Quoted text:
>>>
In addition, football players suffer the most injuries among athletes. A study of the injury rates among high school student-athletes estimated that the injury rate for football was twice that of soccer or basketball.

Culture of violence?

In his blistering 1991 poem "American Football," British writer Harold Pinter, winner of the 2005 Nobel Prize in literature, depicts the sport as "deliberately" violent and portrays war and football as being intimately connected.

As scholars who study the ethics of sport, we would argue that while football does require the use of bodily force, it is not that football is inherently violent. Rather, it is the culture of violence around the sport that is troubling.

Nate Jackson, a former football player, describes in his 2013 memoir, Slow Getting Up, that for most of his colleagues, the main rewards of the sport relate to violence. For instance, one of the main lessons players must learn to be successful is "decide what you're going to do and do it violently."

Similarly, Don DeLillo compellingly captured the rhetoric and ethos of violence surrounding football in his 1972 novel End Zone. Gary, the book's running-back narrator, describes football in militaristic language that resembles warfare.

More about money?
<<<
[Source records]
>>>
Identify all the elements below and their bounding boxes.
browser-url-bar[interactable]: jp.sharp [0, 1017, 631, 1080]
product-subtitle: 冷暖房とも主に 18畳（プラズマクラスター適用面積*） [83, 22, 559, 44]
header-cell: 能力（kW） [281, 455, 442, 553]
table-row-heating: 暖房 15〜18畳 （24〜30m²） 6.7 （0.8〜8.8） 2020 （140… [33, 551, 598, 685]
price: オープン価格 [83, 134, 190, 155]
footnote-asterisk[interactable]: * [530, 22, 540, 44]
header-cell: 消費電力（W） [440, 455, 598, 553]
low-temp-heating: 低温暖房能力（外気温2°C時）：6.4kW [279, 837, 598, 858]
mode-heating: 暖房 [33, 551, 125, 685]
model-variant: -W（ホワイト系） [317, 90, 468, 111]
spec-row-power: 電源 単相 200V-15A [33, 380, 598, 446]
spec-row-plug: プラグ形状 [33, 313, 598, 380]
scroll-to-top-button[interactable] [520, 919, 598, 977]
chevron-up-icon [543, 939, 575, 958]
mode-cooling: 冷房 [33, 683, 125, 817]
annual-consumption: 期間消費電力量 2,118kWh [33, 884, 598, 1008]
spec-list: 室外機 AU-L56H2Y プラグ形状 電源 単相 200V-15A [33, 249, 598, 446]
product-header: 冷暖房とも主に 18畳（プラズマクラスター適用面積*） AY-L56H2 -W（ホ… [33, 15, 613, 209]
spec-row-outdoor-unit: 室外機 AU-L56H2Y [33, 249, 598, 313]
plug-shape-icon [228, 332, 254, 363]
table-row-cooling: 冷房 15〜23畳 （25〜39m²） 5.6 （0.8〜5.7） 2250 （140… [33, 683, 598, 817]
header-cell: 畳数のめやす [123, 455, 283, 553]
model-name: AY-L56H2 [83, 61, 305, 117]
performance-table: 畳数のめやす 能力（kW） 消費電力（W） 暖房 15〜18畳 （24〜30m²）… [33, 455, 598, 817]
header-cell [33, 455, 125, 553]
<<<
Exercise directions: Copy the text on football and violence between "As scholars who" and "More about money?", inclusive, substituting "autobiography" for "memoir".

Exercise response:
As scholars who study the ethics of sport, we would argue that while football does require the use of bodily force, it is not that football is inherently violent. Rather, it is the culture of violence around the sport that is troubling.

Nate Jackson, a former football player, describes in his 2013 autobiography, Slow Getting Up, that for most of his colleagues, the main rewards of the sport relate to violence. For instance, one of the main lessons players must learn to be successful is "decide what you're going to do and do it violently."

Similarly, Don DeLillo compellingly captured the rhetoric and ethos of violence surrounding football in his 1972 novel End Zone. Gary, the book's running-back narrator, describes football in militaristic language that resembles warfare.

More about money?